▸ **Work required**
Exactly the lines from the line that has "Give me a plain-text" through the final line below are to be retyped, and the pictures are not.

---------- Extracted information

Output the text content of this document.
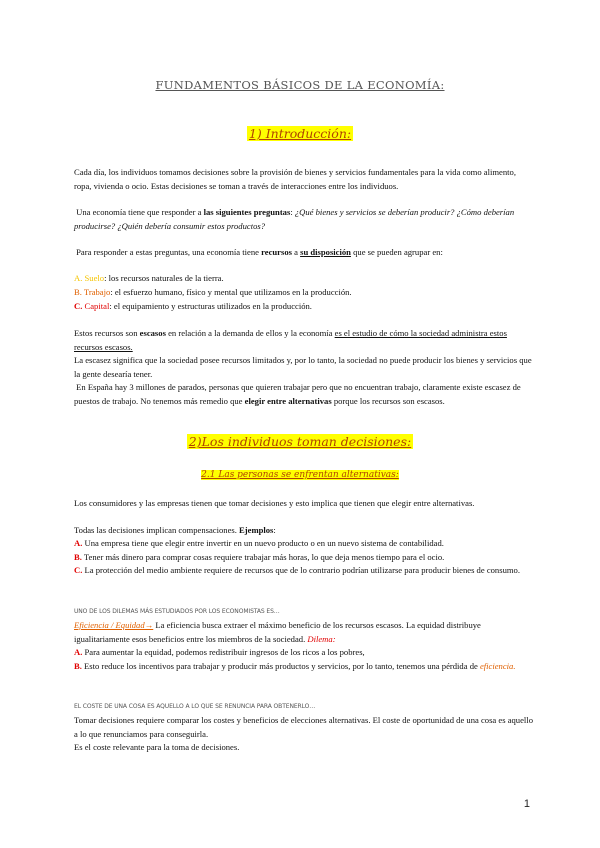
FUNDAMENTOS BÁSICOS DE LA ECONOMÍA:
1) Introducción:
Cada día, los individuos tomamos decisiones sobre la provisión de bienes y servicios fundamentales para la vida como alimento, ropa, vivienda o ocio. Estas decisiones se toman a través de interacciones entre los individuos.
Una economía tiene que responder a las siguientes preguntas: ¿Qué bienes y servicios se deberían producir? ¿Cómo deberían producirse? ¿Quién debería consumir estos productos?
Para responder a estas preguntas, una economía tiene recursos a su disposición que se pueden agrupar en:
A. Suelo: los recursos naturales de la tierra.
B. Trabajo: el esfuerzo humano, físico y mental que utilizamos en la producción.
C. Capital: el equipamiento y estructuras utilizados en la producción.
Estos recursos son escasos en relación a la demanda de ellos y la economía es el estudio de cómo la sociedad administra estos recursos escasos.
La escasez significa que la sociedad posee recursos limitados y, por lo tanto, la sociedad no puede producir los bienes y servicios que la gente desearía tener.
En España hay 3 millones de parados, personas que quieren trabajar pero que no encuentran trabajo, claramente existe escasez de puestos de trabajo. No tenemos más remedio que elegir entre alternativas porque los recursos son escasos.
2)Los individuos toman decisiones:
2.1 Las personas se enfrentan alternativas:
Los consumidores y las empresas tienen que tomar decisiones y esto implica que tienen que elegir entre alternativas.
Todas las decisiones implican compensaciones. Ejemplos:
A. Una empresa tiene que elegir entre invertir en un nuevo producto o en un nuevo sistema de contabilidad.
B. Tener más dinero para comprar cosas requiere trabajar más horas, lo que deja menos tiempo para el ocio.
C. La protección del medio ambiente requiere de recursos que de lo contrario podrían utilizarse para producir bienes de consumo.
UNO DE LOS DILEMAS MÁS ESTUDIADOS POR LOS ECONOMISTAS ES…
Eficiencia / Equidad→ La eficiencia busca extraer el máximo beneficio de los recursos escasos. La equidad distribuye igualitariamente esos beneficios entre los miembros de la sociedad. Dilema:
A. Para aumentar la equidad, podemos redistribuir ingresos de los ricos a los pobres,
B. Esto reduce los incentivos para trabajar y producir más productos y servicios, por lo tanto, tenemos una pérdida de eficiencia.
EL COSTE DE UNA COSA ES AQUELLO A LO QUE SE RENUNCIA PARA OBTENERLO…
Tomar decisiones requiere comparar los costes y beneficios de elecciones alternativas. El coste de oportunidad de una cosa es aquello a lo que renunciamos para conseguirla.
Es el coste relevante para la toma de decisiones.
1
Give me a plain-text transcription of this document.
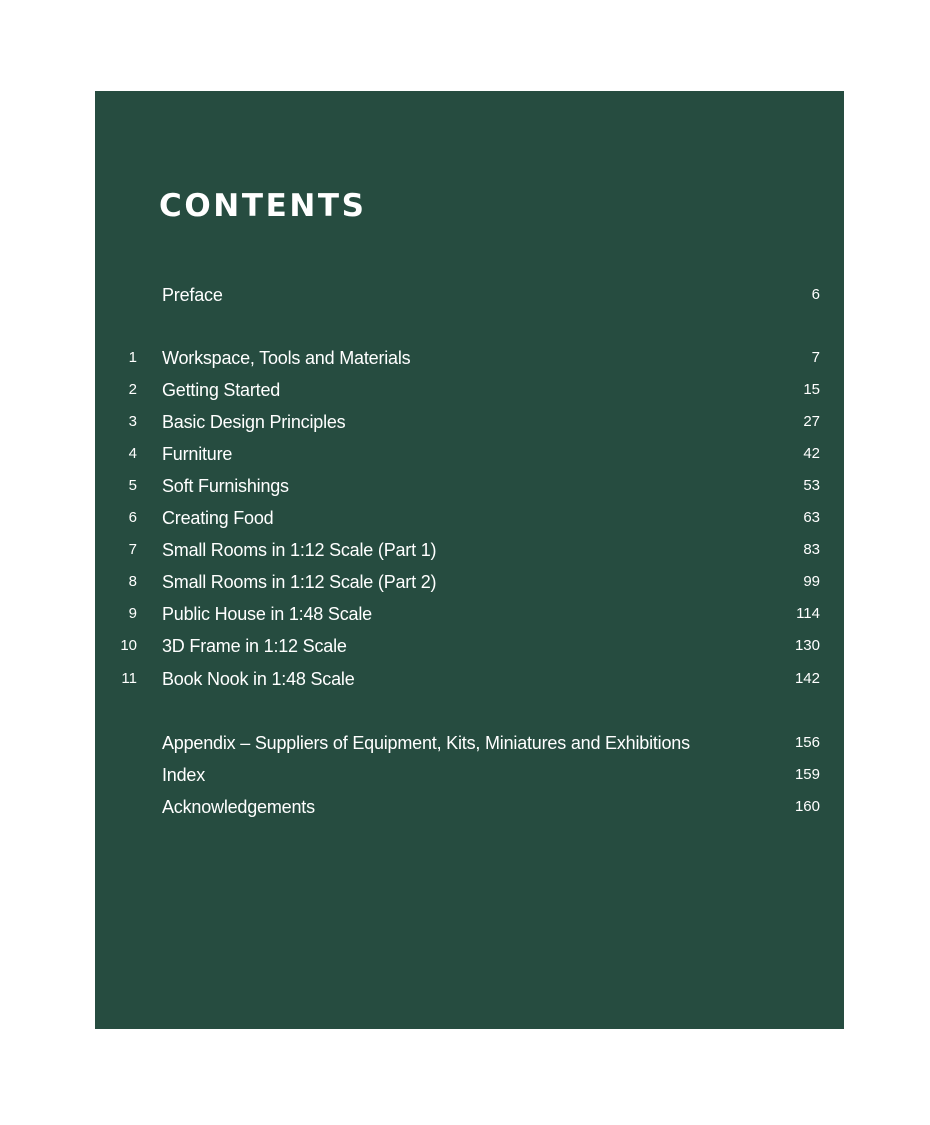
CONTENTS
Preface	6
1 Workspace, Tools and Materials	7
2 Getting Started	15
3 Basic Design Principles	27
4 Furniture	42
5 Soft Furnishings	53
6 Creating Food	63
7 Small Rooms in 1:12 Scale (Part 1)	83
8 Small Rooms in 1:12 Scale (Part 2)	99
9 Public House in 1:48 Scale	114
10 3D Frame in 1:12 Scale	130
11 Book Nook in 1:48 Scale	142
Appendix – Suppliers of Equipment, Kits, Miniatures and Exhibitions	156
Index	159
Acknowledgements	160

--------------------

▸ **The solution**
Give me a plain-text transcription of this document.
CONTENTS
Preface	6
1 Workspace, Tools and Materials	7
2 Getting Started	15
3 Basic Design Principles	27
4 Furniture	42
5 Soft Furnishings	53
6 Creating Food	63
7 Small Rooms in 1:12 Scale (Part 1)	83
8 Small Rooms in 1:12 Scale (Part 2)	99
9 Public House in 1:48 Scale	114
10 3D Frame in 1:12 Scale	130
11 Book Nook in 1:48 Scale	142
Appendix – Suppliers of Equipment, Kits, Miniatures and Exhibitions	156
Index	159
Acknowledgements	160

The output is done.